Required work.
Every record here needs to be written out again exactly.

════

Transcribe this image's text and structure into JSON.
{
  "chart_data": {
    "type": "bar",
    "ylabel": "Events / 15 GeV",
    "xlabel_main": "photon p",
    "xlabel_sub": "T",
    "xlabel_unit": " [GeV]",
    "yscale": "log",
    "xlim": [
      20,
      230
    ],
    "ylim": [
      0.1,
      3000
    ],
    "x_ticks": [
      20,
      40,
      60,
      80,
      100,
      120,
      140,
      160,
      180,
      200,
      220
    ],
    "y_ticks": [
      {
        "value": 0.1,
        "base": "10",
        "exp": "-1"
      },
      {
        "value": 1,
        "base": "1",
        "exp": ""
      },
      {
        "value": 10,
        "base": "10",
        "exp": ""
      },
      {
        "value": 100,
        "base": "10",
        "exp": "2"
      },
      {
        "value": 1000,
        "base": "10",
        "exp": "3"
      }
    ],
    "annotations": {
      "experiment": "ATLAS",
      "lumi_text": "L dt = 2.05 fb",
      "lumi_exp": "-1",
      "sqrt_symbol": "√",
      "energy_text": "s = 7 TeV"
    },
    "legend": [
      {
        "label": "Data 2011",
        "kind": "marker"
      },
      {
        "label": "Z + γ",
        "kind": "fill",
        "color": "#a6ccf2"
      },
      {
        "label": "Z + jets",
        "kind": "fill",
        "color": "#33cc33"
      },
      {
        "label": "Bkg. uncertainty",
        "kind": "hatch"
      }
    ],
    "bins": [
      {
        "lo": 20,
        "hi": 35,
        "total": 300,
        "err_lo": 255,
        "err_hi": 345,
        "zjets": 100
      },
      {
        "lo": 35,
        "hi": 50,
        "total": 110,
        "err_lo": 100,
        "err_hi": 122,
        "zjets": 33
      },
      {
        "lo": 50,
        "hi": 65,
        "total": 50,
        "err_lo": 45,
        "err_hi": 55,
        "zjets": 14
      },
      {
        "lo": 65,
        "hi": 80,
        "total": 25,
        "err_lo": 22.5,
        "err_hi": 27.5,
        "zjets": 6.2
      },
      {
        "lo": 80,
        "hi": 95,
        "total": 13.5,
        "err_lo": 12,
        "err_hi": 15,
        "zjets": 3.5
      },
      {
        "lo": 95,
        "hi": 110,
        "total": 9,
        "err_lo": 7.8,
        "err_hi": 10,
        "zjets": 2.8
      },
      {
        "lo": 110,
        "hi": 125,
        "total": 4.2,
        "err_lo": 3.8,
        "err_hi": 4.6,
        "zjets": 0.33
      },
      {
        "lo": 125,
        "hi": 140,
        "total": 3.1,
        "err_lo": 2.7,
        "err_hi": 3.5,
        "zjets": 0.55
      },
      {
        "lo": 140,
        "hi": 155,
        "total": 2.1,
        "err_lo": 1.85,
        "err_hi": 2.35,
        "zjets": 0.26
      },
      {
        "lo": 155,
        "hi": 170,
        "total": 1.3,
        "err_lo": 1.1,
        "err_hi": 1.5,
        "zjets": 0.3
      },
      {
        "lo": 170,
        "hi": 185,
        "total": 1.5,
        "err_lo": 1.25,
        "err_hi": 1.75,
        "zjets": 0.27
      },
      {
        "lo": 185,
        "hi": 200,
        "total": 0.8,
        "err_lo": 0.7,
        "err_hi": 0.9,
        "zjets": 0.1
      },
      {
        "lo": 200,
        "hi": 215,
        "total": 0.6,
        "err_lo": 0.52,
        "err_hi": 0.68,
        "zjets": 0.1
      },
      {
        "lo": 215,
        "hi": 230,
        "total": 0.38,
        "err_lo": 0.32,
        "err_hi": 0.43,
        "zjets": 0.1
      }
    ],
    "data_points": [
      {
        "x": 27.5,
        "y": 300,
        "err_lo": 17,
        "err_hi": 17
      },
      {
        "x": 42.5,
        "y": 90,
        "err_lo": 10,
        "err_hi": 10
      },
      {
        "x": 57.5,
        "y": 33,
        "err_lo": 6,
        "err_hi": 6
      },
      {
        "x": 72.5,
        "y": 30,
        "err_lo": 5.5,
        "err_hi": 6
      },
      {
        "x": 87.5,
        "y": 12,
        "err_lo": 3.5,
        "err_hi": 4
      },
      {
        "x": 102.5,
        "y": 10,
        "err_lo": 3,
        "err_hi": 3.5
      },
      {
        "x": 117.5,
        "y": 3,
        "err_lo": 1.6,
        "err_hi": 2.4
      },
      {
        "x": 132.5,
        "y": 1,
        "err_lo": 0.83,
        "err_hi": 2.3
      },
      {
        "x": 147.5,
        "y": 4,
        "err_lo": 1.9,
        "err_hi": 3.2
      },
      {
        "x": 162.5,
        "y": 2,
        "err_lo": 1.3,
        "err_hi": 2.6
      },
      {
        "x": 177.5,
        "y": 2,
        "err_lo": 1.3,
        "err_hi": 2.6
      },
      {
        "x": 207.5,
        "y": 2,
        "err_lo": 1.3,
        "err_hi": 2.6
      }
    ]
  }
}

════

Response to this task.
Transcribe this image's text and structure into JSON.
{
  "chart_data": {
    "type": "bar",
    "ylabel": "Events / 15 GeV",
    "xlabel_main": "photon p",
    "xlabel_sub": "T",
    "xlabel_unit": " [GeV]",
    "yscale": "log",
    "xlim": [
      20,
      230
    ],
    "ylim": [
      0.1,
      3000
    ],
    "x_ticks": [
      20,
      40,
      60,
      80,
      100,
      120,
      140,
      160,
      180,
      200,
      220
    ],
    "y_ticks": [
      {
        "value": 0.1,
        "base": "10",
        "exp": "-1"
      },
      {
        "value": 1,
        "base": "1",
        "exp": ""
      },
      {
        "value": 10,
        "base": "10",
        "exp": ""
      },
      {
        "value": 100,
        "base": "10",
        "exp": "2"
      },
      {
        "value": 1000,
        "base": "10",
        "exp": "3"
      }
    ],
    "annotations": {
      "experiment": "ATLAS",
      "lumi_text": "L dt = 2.05 fb",
      "lumi_exp": "-1",
      "sqrt_symbol": "√",
      "energy_text": "s = 7 TeV"
    },
    "legend": [
      {
        "label": "Data 2011",
        "kind": "marker"
      },
      {
        "label": "Z + γ",
        "kind": "fill",
        "color": "#a6ccf2"
      },
      {
        "label": "Z + jets",
        "kind": "fill",
        "color": "#33cc33"
      },
      {
        "label": "Bkg. uncertainty",
        "kind": "hatch"
      }
    ],
    "bins": [
      {
        "lo": 20,
        "hi": 35,
        "total": 300,
        "err_lo": 255,
        "err_hi": 345,
        "zjets": 100
      },
      {
        "lo": 35,
        "hi": 50,
        "total": 110,
        "err_lo": 100,
        "err_hi": 122,
        "zjets": 33
      },
      {
        "lo": 50,
        "hi": 65,
        "total": 50,
        "err_lo": 45,
        "err_hi": 55,
        "zjets": 14
      },
      {
        "lo": 65,
        "hi": 80,
        "total": 25,
        "err_lo": 22.5,
        "err_hi": 27.5,
        "zjets": 6.2
      },
      {
        "lo": 80,
        "hi": 95,
        "total": 13.5,
        "err_lo": 12,
        "err_hi": 15,
        "zjets": 3.5
      },
      {
        "lo": 95,
        "hi": 110,
        "total": 9,
        "err_lo": 7.8,
        "err_hi": 10,
        "zjets": 2.8
      },
      {
        "lo": 110,
        "hi": 125,
        "total": 4.2,
        "err_lo": 3.8,
        "err_hi": 4.6,
        "zjets": 0.33
      },
      {
        "lo": 125,
        "hi": 140,
        "total": 3.1,
        "err_lo": 2.7,
        "err_hi": 3.5,
        "zjets": 0.55
      },
      {
        "lo": 140,
        "hi": 155,
        "total": 2.1,
        "err_lo": 1.85,
        "err_hi": 2.35,
        "zjets": 0.26
      },
      {
        "lo": 155,
        "hi": 170,
        "total": 1.3,
        "err_lo": 1.1,
        "err_hi": 1.5,
        "zjets": 0.3
      },
      {
        "lo": 170,
        "hi": 185,
        "total": 1.5,
        "err_lo": 1.25,
        "err_hi": 1.75,
        "zjets": 0.27
      },
      {
        "lo": 185,
        "hi": 200,
        "total": 0.8,
        "err_lo": 0.7,
        "err_hi": 0.9,
        "zjets": 0.1
      },
      {
        "lo": 200,
        "hi": 215,
        "total": 0.6,
        "err_lo": 0.52,
        "err_hi": 0.68,
        "zjets": 0.1
      },
      {
        "lo": 215,
        "hi": 230,
        "total": 0.38,
        "err_lo": 0.32,
        "err_hi": 0.43,
        "zjets": 0.1
      }
    ],
    "data_points": [
      {
        "x": 27.5,
        "y": 300,
        "err_lo": 17,
        "err_hi": 17
      },
      {
        "x": 42.5,
        "y": 90,
        "err_lo": 10,
        "err_hi": 10
      },
      {
        "x": 57.5,
        "y": 33,
        "err_lo": 6,
        "err_hi": 6
      },
      {
        "x": 72.5,
        "y": 30,
        "err_lo": 5.5,
        "err_hi": 6
      },
      {
        "x": 87.5,
        "y": 12,
        "err_lo": 3.5,
        "err_hi": 4
      },
      {
        "x": 102.5,
        "y": 10,
        "err_lo": 3,
        "err_hi": 3.5
      },
      {
        "x": 117.5,
        "y": 3,
        "err_lo": 1.6,
        "err_hi": 2.4
      },
      {
        "x": 132.5,
        "y": 1,
        "err_lo": 0.83,
        "err_hi": 2.3
      },
      {
        "x": 147.5,
        "y": 4,
        "err_lo": 1.9,
        "err_hi": 3.2
      },
      {
        "x": 162.5,
        "y": 2,
        "err_lo": 1.3,
        "err_hi": 2.6
      },
      {
        "x": 177.5,
        "y": 2,
        "err_lo": 1.3,
        "err_hi": 2.6
      },
      {
        "x": 207.5,
        "y": 2,
        "err_lo": 1.3,
        "err_hi": 2.6
      }
    ]
  }
}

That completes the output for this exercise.